Data listing
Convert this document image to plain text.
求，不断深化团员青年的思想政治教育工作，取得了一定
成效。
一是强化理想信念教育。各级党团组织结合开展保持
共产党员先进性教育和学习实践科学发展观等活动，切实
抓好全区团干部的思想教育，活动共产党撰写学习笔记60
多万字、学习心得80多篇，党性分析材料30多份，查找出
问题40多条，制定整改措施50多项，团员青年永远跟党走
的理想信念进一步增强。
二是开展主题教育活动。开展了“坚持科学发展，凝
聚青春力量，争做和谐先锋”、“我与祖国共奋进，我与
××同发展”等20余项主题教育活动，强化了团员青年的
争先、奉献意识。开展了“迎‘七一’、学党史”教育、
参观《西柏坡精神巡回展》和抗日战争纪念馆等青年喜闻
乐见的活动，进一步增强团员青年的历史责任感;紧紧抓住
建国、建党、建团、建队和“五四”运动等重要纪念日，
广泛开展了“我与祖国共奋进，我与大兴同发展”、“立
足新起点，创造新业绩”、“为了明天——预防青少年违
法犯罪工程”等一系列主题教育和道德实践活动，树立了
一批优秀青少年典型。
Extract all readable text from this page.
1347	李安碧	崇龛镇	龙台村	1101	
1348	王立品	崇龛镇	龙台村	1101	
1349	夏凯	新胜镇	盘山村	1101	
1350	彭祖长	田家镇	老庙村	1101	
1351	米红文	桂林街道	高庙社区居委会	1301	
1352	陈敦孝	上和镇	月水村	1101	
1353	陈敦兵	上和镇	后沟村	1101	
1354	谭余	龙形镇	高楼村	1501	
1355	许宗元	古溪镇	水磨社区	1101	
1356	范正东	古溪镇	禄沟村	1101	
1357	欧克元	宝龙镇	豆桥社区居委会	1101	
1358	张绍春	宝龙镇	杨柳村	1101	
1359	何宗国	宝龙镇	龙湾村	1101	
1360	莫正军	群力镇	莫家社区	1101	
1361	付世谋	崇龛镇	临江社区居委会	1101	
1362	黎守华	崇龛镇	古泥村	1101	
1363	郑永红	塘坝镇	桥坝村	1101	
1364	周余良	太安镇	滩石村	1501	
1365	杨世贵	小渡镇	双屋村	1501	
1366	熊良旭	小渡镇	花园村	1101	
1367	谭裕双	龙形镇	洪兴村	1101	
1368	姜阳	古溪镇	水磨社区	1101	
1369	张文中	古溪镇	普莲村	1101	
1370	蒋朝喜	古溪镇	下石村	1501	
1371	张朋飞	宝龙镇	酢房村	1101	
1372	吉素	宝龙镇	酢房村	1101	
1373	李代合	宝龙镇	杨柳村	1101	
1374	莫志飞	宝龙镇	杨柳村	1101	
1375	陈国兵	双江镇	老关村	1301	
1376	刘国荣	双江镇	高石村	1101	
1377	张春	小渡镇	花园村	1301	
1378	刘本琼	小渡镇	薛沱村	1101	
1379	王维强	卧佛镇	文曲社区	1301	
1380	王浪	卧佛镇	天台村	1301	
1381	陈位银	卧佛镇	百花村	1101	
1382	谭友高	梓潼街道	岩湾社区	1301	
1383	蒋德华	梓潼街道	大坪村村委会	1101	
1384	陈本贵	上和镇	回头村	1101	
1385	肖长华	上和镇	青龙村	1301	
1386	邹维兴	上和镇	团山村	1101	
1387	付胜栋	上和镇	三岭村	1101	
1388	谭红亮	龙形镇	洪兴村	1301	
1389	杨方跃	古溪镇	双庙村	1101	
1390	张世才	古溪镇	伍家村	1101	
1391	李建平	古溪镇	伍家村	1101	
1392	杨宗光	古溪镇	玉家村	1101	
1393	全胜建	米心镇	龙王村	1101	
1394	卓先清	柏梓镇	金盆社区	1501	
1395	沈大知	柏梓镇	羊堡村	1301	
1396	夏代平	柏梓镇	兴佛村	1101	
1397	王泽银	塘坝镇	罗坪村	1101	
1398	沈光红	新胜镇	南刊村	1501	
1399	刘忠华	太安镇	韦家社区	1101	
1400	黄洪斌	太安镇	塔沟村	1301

# DIRECTIONS
Send back every record, precisely as written.

# OUTPUT
Convert this document image to plain text.
求，不断深化团员青年的思想政治教育工作，取得了一定
成效。
一是强化理想信念教育。各级党团组织结合开展保持
共产党员先进性教育和学习实践科学发展观等活动，切实
抓好全区团干部的思想教育，活动共产党撰写学习笔记60
多万字、学习心得80多篇，党性分析材料30多份，查找出
问题40多条，制定整改措施50多项，团员青年永远跟党走
的理想信念进一步增强。
二是开展主题教育活动。开展了“坚持科学发展，凝
聚青春力量，争做和谐先锋”、“我与祖国共奋进，我与
××同发展”等20余项主题教育活动，强化了团员青年的
争先、奉献意识。开展了“迎‘七一’、学党史”教育、
参观《西柏坡精神巡回展》和抗日战争纪念馆等青年喜闻
乐见的活动，进一步增强团员青年的历史责任感;紧紧抓住
建国、建党、建团、建队和“五四”运动等重要纪念日，
广泛开展了“我与祖国共奋进，我与大兴同发展”、“立
足新起点，创造新业绩”、“为了明天——预防青少年违
法犯罪工程”等一系列主题教育和道德实践活动，树立了
一批优秀青少年典型。
Extract all readable text from this page.
1347	李安碧	崇龛镇	龙台村	1101	
1348	王立品	崇龛镇	龙台村	1101	
1349	夏凯	新胜镇	盘山村	1101	
1350	彭祖长	田家镇	老庙村	1101	
1351	米红文	桂林街道	高庙社区居委会	1301	
1352	陈敦孝	上和镇	月水村	1101	
1353	陈敦兵	上和镇	后沟村	1101	
1354	谭余	龙形镇	高楼村	1501	
1355	许宗元	古溪镇	水磨社区	1101	
1356	范正东	古溪镇	禄沟村	1101	
1357	欧克元	宝龙镇	豆桥社区居委会	1101	
1358	张绍春	宝龙镇	杨柳村	1101	
1359	何宗国	宝龙镇	龙湾村	1101	
1360	莫正军	群力镇	莫家社区	1101	
1361	付世谋	崇龛镇	临江社区居委会	1101	
1362	黎守华	崇龛镇	古泥村	1101	
1363	郑永红	塘坝镇	桥坝村	1101	
1364	周余良	太安镇	滩石村	1501	
1365	杨世贵	小渡镇	双屋村	1501	
1366	熊良旭	小渡镇	花园村	1101	
1367	谭裕双	龙形镇	洪兴村	1101	
1368	姜阳	古溪镇	水磨社区	1101	
1369	张文中	古溪镇	普莲村	1101	
1370	蒋朝喜	古溪镇	下石村	1501	
1371	张朋飞	宝龙镇	酢房村	1101	
1372	吉素	宝龙镇	酢房村	1101	
1373	李代合	宝龙镇	杨柳村	1101	
1374	莫志飞	宝龙镇	杨柳村	1101	
1375	陈国兵	双江镇	老关村	1301	
1376	刘国荣	双江镇	高石村	1101	
1377	张春	小渡镇	花园村	1301	
1378	刘本琼	小渡镇	薛沱村	1101	
1379	王维强	卧佛镇	文曲社区	1301	
1380	王浪	卧佛镇	天台村	1301	
1381	陈位银	卧佛镇	百花村	1101	
1382	谭友高	梓潼街道	岩湾社区	1301	
1383	蒋德华	梓潼街道	大坪村村委会	1101	
1384	陈本贵	上和镇	回头村	1101	
1385	肖长华	上和镇	青龙村	1301	
1386	邹维兴	上和镇	团山村	1101	
1387	付胜栋	上和镇	三岭村	1101	
1388	谭红亮	龙形镇	洪兴村	1301	
1389	杨方跃	古溪镇	双庙村	1101	
1390	张世才	古溪镇	伍家村	1101	
1391	李建平	古溪镇	伍家村	1101	
1392	杨宗光	古溪镇	玉家村	1101	
1393	全胜建	米心镇	龙王村	1101	
1394	卓先清	柏梓镇	金盆社区	1501	
1395	沈大知	柏梓镇	羊堡村	1301	
1396	夏代平	柏梓镇	兴佛村	1101	
1397	王泽银	塘坝镇	罗坪村	1101	
1398	沈光红	新胜镇	南刊村	1501	
1399	刘忠华	太安镇	韦家社区	1101	
1400	黄洪斌	太安镇	塔沟村	1301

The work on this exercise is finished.